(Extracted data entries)
══════════════════════════════

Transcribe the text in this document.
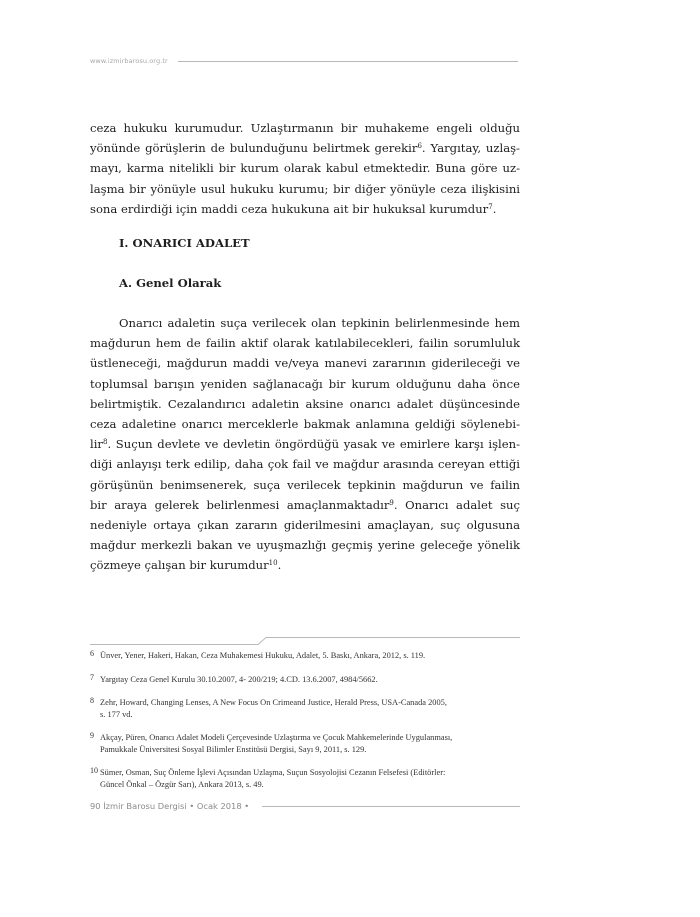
www.izmirbarosu.org.tr
ceza hukuku kurumudur. Uzlaştırmanın bir muhakeme engeli olduğu
yönünde görüşlerin de bulunduğunu belirtmek gerekir$^6$. Yargıtay, uzlaş-
mayı, karma nitelikli bir kurum olarak kabul etmektedir. Buna göre uz-
laşma bir yönüyle usul hukuku kurumu; bir diğer yönüyle ceza ilişkisini
sona erdirdiği için maddi ceza hukukuna ait bir hukuksal kurumdur$^7$.
I. ONARICI ADALET
A. Genel Olarak
Onarıcı adaletin suça verilecek olan tepkinin belirlenmesinde hem
mağdurun hem de failin aktif olarak katılabilecekleri, failin sorumluluk
üstleneceği, mağdurun maddi ve/veya manevi zararının giderileceği ve
toplumsal barışın yeniden sağlanacağı bir kurum olduğunu daha önce
belirtmiştik. Cezalandırıcı adaletin aksine onarıcı adalet düşüncesinde
ceza adaletine onarıcı merceklerle bakmak anlamına geldiği söylenebi-
lir$^8$. Suçun devlete ve devletin öngördüğü yasak ve emirlere karşı işlen-
diği anlayışı terk edilip, daha çok fail ve mağdur arasında cereyan ettiği
görüşünün benimsenerek, suça verilecek tepkinin mağdurun ve failin
bir araya gelerek belirlenmesi amaçlanmaktadır$^9$. Onarıcı adalet suç
nedeniyle ortaya çıkan zararın giderilmesini amaçlayan, suç olgusuna
mağdur merkezli bakan ve uyuşmazlığı geçmiş yerine geleceğe yönelik
çözmeye çalışan bir kurumdur$^{10}$.
6 Ünver, Yener, Hakeri, Hakan, Ceza Muhakemesi Hukuku, Adalet, 5. Baskı, Ankara, 2012, s. 119.
7 Yargıtay Ceza Genel Kurulu 30.10.2007, 4- 200/219; 4.CD. 13.6.2007, 4984/5662.
8 Zehr, Howard, Changing Lenses, A New Focus On Crimeand Justice, Herald Press, USA-Canada 2005,
s. 177 vd.
9 Akçay, Püren, Onarıcı Adalet Modeli Çerçevesinde Uzlaştırma ve Çocuk Mahkemelerinde Uygulanması,
Pamukkale Üniversitesi Sosyal Bilimler Enstitüsü Dergisi, Sayı 9, 2011, s. 129.
10 Sümer, Osman, Suç Önleme İşlevi Açısından Uzlaşma, Suçun Sosyolojisi Cezanın Felsefesi (Editörler:
Güncel Önkal – Özgür Sarı), Ankara 2013, s. 49.
90 İzmir Barosu Dergisi • Ocak 2018 •
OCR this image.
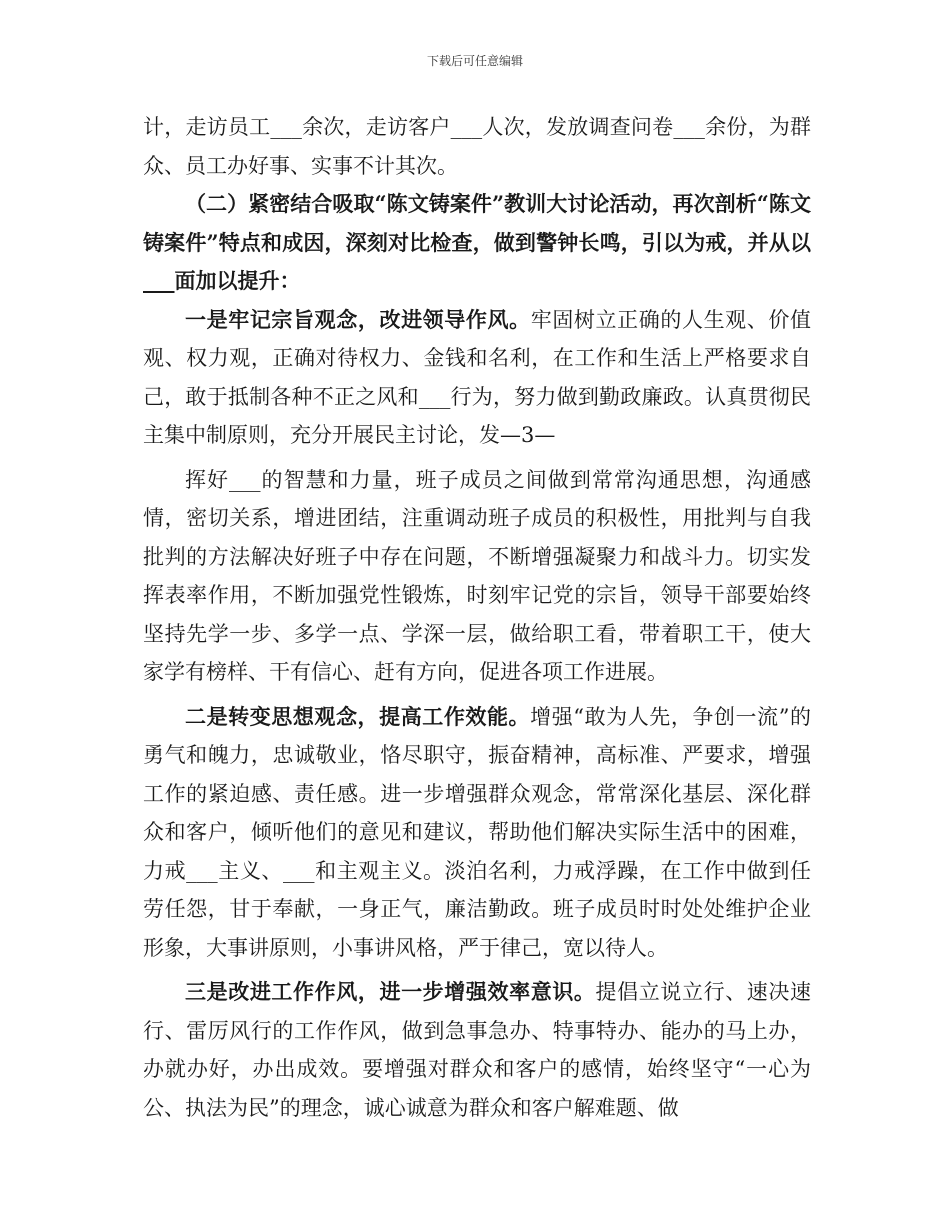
下载后可任意编辑

计，走访员工___余次，走访客户___人次，发放调查问卷___余份，为群众、员工办好事、实事不计其次。

（二）紧密结合吸取“陈文铸案件”教训大讨论活动，再次剖析“陈文铸案件”特点和成因，深刻对比检查，做到警钟长鸣，引以为戒，并从以___面加以提升：

一是牢记宗旨观念，改进领导作风。牢固树立正确的人生观、价值观、权力观，正确对待权力、金钱和名利，在工作和生活上严格要求自己，敢于抵制各种不正之风和___行为，努力做到勤政廉政。认真贯彻民主集中制原则，充分开展民主讨论，发—3—

挥好___的智慧和力量，班子成员之间做到常常沟通思想，沟通感情，密切关系，增进团结，注重调动班子成员的积极性，用批判与自我批判的方法解决好班子中存在问题，不断增强凝聚力和战斗力。切实发挥表率作用，不断加强党性锻炼，时刻牢记党的宗旨，领导干部要始终坚持先学一步、多学一点、学深一层，做给职工看，带着职工干，使大家学有榜样、干有信心、赶有方向，促进各项工作进展。

二是转变思想观念，提高工作效能。增强“敢为人先，争创一流”的勇气和魄力，忠诚敬业，恪尽职守，振奋精神，高标准、严要求，增强工作的紧迫感、责任感。进一步增强群众观念，常常深化基层、深化群众和客户，倾听他们的意见和建议，帮助他们解决实际生活中的困难，力戒___主义、___和主观主义。淡泊名利，力戒浮躁，在工作中做到任劳任怨，甘于奉献，一身正气，廉洁勤政。班子成员时时处处维护企业形象，大事讲原则，小事讲风格，严于律己，宽以待人。

三是改进工作作风，进一步增强效率意识。提倡立说立行、速决速行、雷厉风行的工作作风，做到急事急办、特事特办、能办的马上办，办就办好，办出成效。要增强对群众和客户的感情，始终坚守“一心为公、执法为民”的理念，诚心诚意为群众和客户解难题、做
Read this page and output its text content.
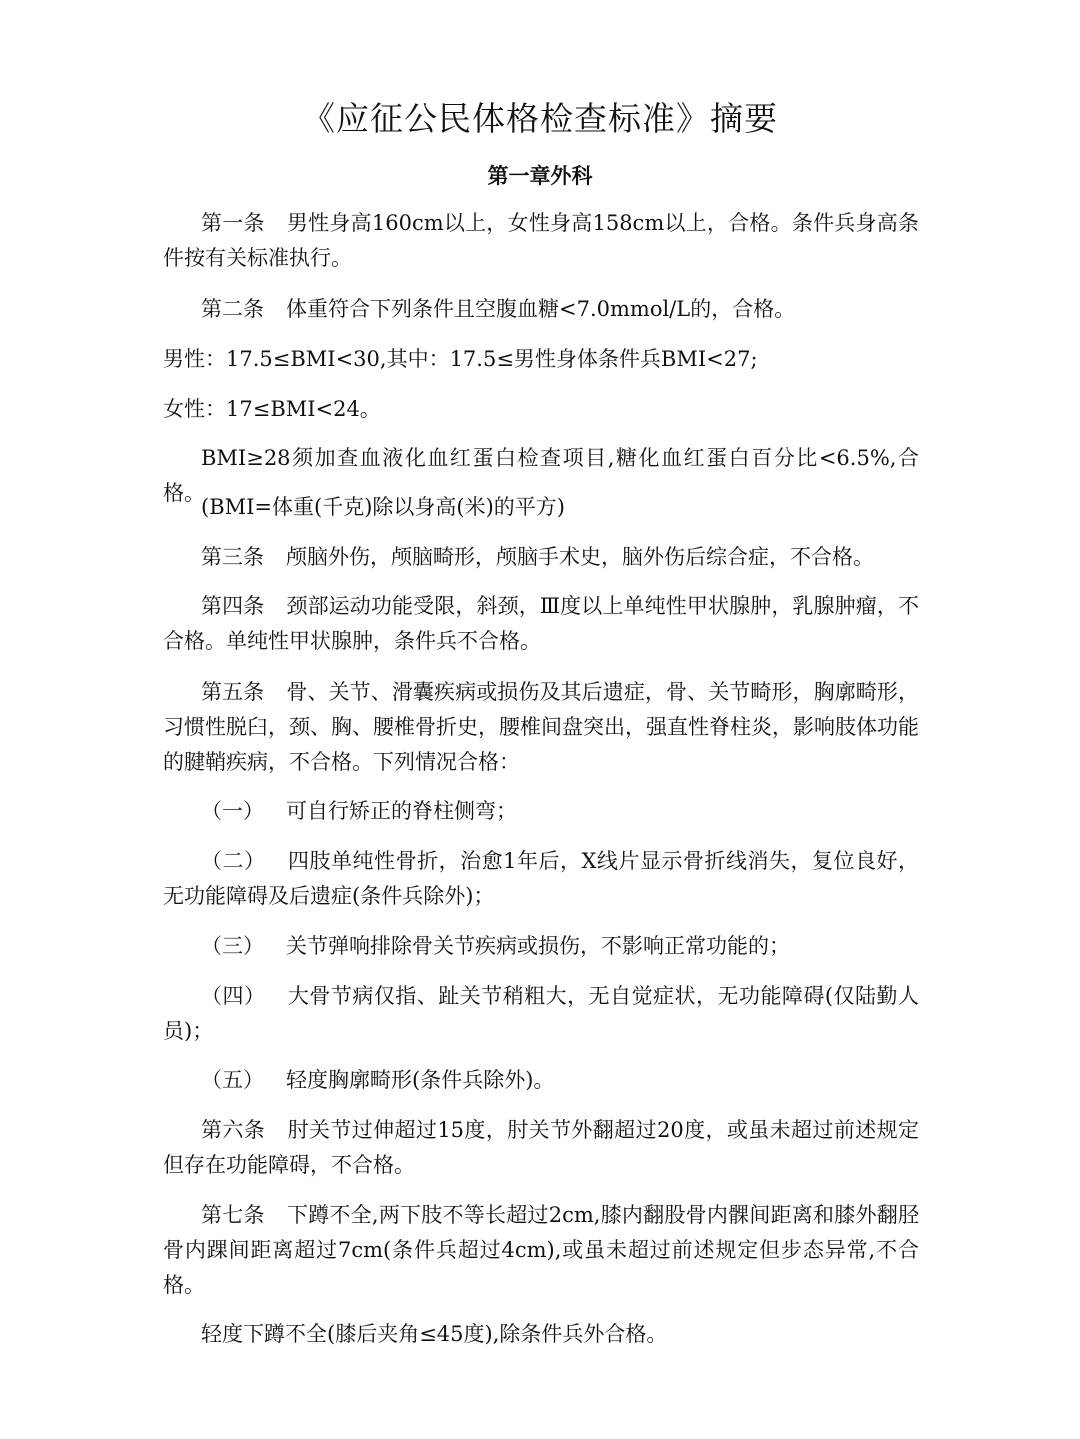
《应征公民体格检查标准》摘要
第一章外科
第一条 男性身高160cm以上，女性身高158cm以上，合格。条件兵身高条件按有关标准执行。
第二条 体重符合下列条件且空腹血糖<7.0mmol/L的，合格。
男性：17.5≤BMI<30,其中：17.5≤男性身体条件兵BMI<27;
女性：17≤BMI<24。
BMI≥28须加查血液化血红蛋白检查项目,糖化血红蛋白百分比<6.5%,合格。
(BMI=体重(千克)除以身高(米)的平方)
第三条 颅脑外伤，颅脑畸形，颅脑手术史，脑外伤后综合症，不合格。
第四条 颈部运动功能受限，斜颈，Ⅲ度以上单纯性甲状腺肿，乳腺肿瘤，不合格。单纯性甲状腺肿，条件兵不合格。
第五条 骨、关节、滑囊疾病或损伤及其后遗症，骨、关节畸形，胸廓畸形，习惯性脱臼，颈、胸、腰椎骨折史，腰椎间盘突出，强直性脊柱炎，影响肢体功能的腱鞘疾病，不合格。下列情况合格：
（一） 可自行矫正的脊柱侧弯；
（二） 四肢单纯性骨折，治愈1年后，X线片显示骨折线消失，复位良好，无功能障碍及后遗症(条件兵除外)；
（三） 关节弹响排除骨关节疾病或损伤，不影响正常功能的；
（四） 大骨节病仅指、趾关节稍粗大，无自觉症状，无功能障碍(仅陆勤人员)；
（五） 轻度胸廓畸形(条件兵除外)。
第六条 肘关节过伸超过15度，肘关节外翻超过20度，或虽未超过前述规定但存在功能障碍，不合格。
第七条 下蹲不全,两下肢不等长超过2cm,膝内翻股骨内髁间距离和膝外翻胫骨内踝间距离超过7cm(条件兵超过4cm),或虽未超过前述规定但步态异常,不合格。
轻度下蹲不全(膝后夹角≤45度),除条件兵外合格。
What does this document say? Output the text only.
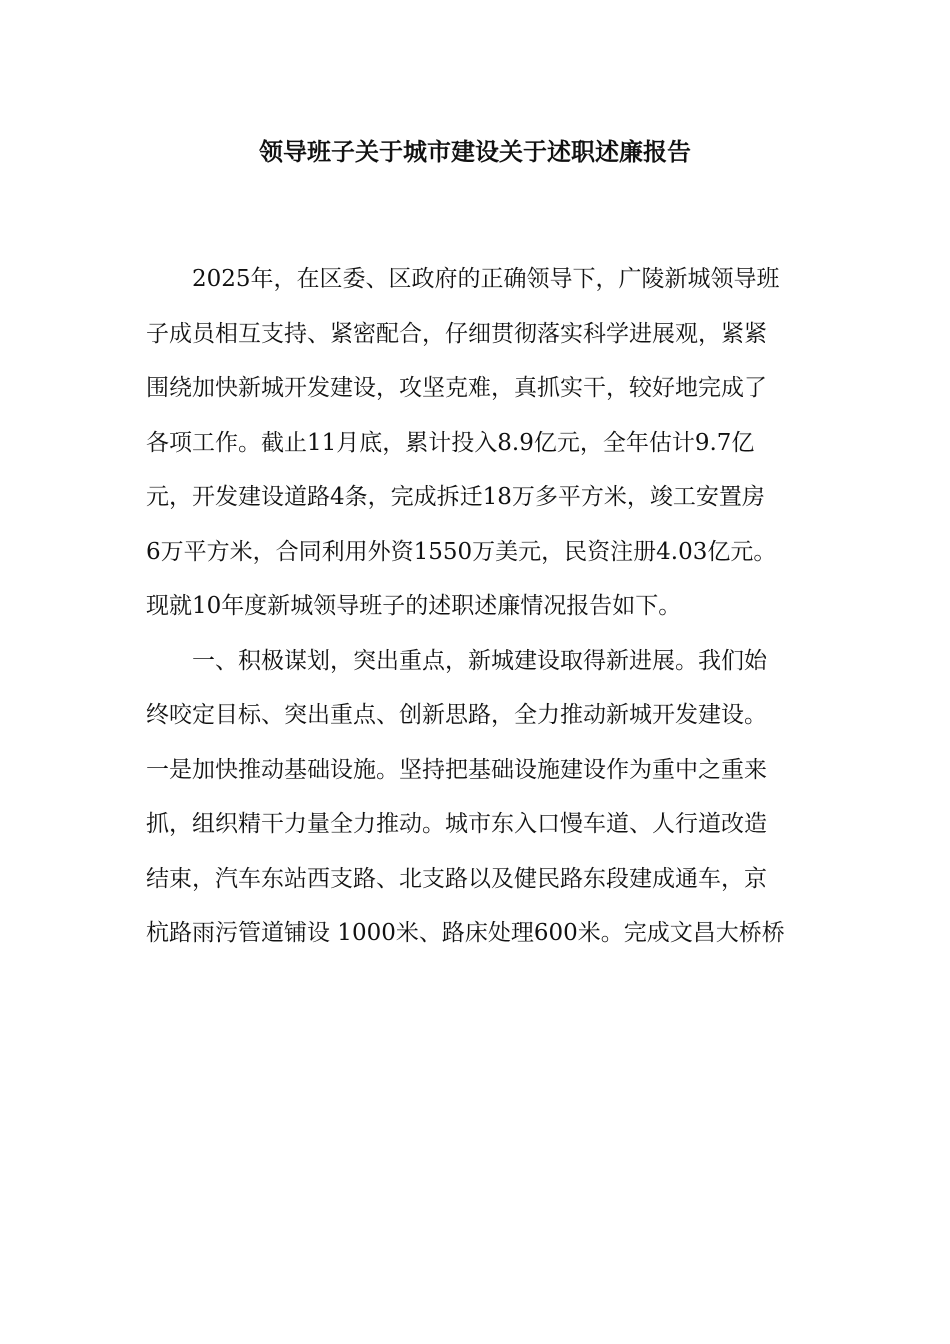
领导班子关于城市建设关于述职述廉报告
2025年，在区委、区政府的正确领导下，广陵新城领导班
子成员相互支持、紧密配合，仔细贯彻落实科学进展观，紧紧
围绕加快新城开发建设，攻坚克难，真抓实干，较好地完成了
各项工作。截止11月底，累计投入8.9亿元，全年估计9.7亿
元，开发建设道路4条，完成拆迁18万多平方米，竣工安置房
6万平方米，合同利用外资1550万美元，民资注册4.03亿元。
现就10年度新城领导班子的述职述廉情况报告如下。
一、积极谋划，突出重点，新城建设取得新进展。我们始
终咬定目标、突出重点、创新思路，全力推动新城开发建设。
一是加快推动基础设施。坚持把基础设施建设作为重中之重来
抓，组织精干力量全力推动。城市东入口慢车道、人行道改造
结束，汽车东站西支路、北支路以及健民路东段建成通车，京
杭路雨污管道铺设 1000米、路床处理600米。完成文昌大桥桥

══════════════════════════════

Stated goal:
Go through the material line by line. Show each line that contains the string "text".

Correct result:
Transcribe the text in this document.
Read this page and output its text content.
What does this document say? Output the text only.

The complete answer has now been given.